§ **Input rows**

------------------------

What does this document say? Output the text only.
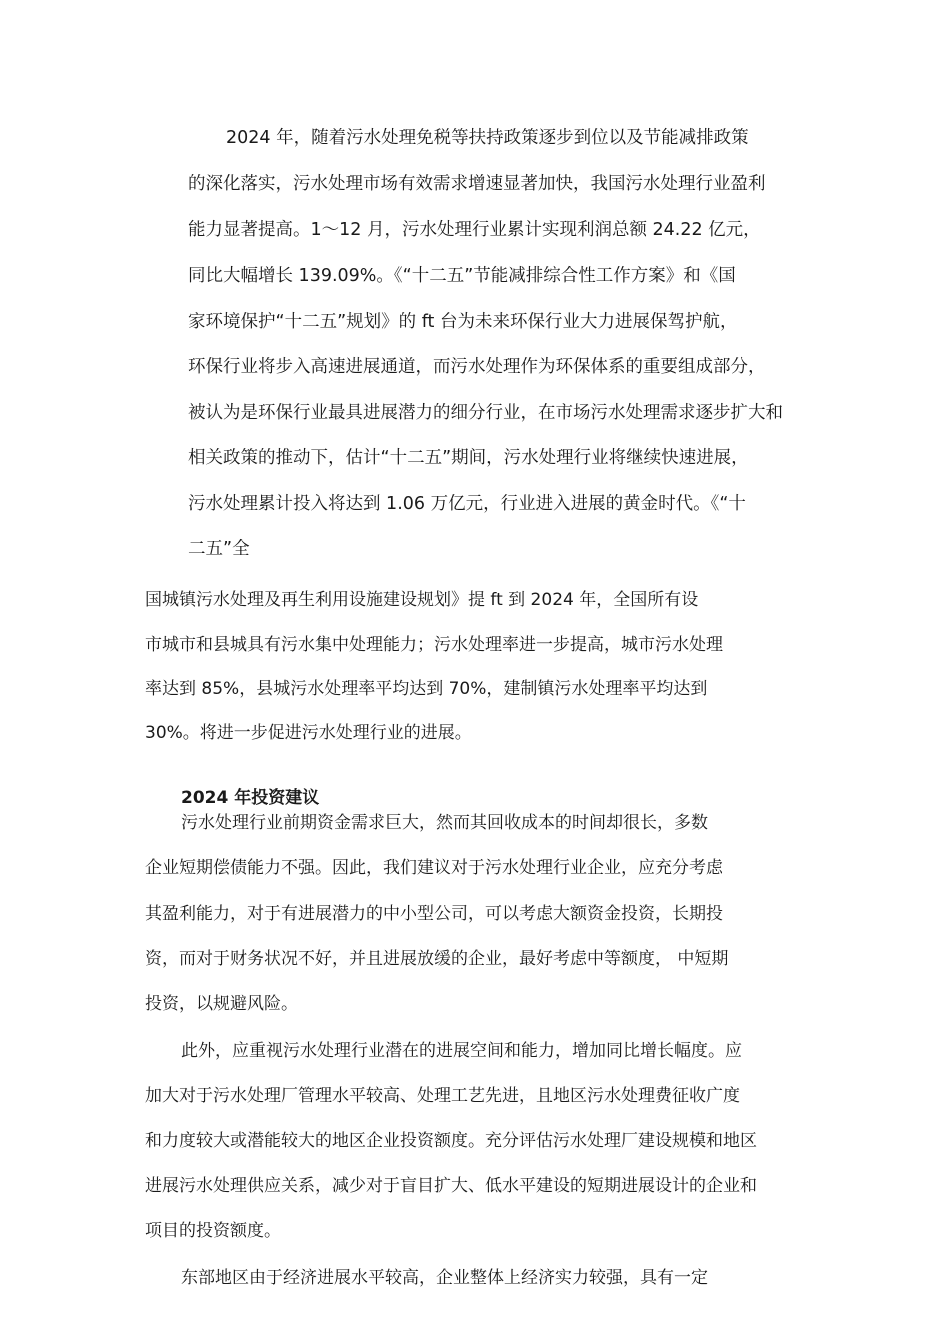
2024 年，随着污水处理免税等扶持政策逐步到位以及节能减排政策
的深化落实，污水处理市场有效需求增速显著加快，我国污水处理行业盈利
能力显著提高。1～12 月，污水处理行业累计实现利润总额 24.22 亿元，
同比大幅增长 139.09%。《“十二五”节能减排综合性工作方案》和《国
家环境保护“十二五”规划》的 ft 台为未来环保行业大力进展保驾护航，
环保行业将步入高速进展通道，而污水处理作为环保体系的重要组成部分，
被认为是环保行业最具进展潜力的细分行业，在市场污水处理需求逐步扩大和
相关政策的推动下，估计“十二五”期间，污水处理行业将继续快速进展，
污水处理累计投入将达到 1.06 万亿元，行业进入进展的黄金时代。《“十
二五”全
国城镇污水处理及再生利用设施建设规划》提 ft 到 2024 年，全国所有设
市城市和县城具有污水集中处理能力；污水处理率进一步提高，城市污水处理
率达到 85%，县城污水处理率平均达到 70%，建制镇污水处理率平均达到
30%。将进一步促进污水处理行业的进展。
2024 年投资建议
污水处理行业前期资金需求巨大，然而其回收成本的时间却很长，多数
企业短期偿债能力不强。因此，我们建议对于污水处理行业企业，应充分考虑
其盈利能力，对于有进展潜力的中小型公司，可以考虑大额资金投资，长期投
资，而对于财务状况不好，并且进展放缓的企业，最好考虑中等额度， 中短期
投资，以规避风险。
此外，应重视污水处理行业潜在的进展空间和能力，增加同比增长幅度。应
加大对于污水处理厂管理水平较高、处理工艺先进，且地区污水处理费征收广度
和力度较大或潜能较大的地区企业投资额度。充分评估污水处理厂建设规模和地区
进展污水处理供应关系，减少对于盲目扩大、低水平建设的短期进展设计的企业和
项目的投资额度。
东部地区由于经济进展水平较高，企业整体上经济实力较强，具有一定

------------------------

§ **Given problem**
Exclude the pictures. Write out the remaining data exactly.

§ **Answer to this task**
What does this document say? Output the text only.
2024 年，随着污水处理免税等扶持政策逐步到位以及节能减排政策
的深化落实，污水处理市场有效需求增速显著加快，我国污水处理行业盈利
能力显著提高。1～12 月，污水处理行业累计实现利润总额 24.22 亿元，
同比大幅增长 139.09%。《“十二五”节能减排综合性工作方案》和《国
家环境保护“十二五”规划》的 ft 台为未来环保行业大力进展保驾护航，
环保行业将步入高速进展通道，而污水处理作为环保体系的重要组成部分，
被认为是环保行业最具进展潜力的细分行业，在市场污水处理需求逐步扩大和
相关政策的推动下，估计“十二五”期间，污水处理行业将继续快速进展，
污水处理累计投入将达到 1.06 万亿元，行业进入进展的黄金时代。《“十
二五”全
国城镇污水处理及再生利用设施建设规划》提 ft 到 2024 年，全国所有设
市城市和县城具有污水集中处理能力；污水处理率进一步提高，城市污水处理
率达到 85%，县城污水处理率平均达到 70%，建制镇污水处理率平均达到
30%。将进一步促进污水处理行业的进展。
2024 年投资建议
污水处理行业前期资金需求巨大，然而其回收成本的时间却很长，多数
企业短期偿债能力不强。因此，我们建议对于污水处理行业企业，应充分考虑
其盈利能力，对于有进展潜力的中小型公司，可以考虑大额资金投资，长期投
资，而对于财务状况不好，并且进展放缓的企业，最好考虑中等额度， 中短期
投资，以规避风险。
此外，应重视污水处理行业潜在的进展空间和能力，增加同比增长幅度。应
加大对于污水处理厂管理水平较高、处理工艺先进，且地区污水处理费征收广度
和力度较大或潜能较大的地区企业投资额度。充分评估污水处理厂建设规模和地区
进展污水处理供应关系，减少对于盲目扩大、低水平建设的短期进展设计的企业和
项目的投资额度。
东部地区由于经济进展水平较高，企业整体上经济实力较强，具有一定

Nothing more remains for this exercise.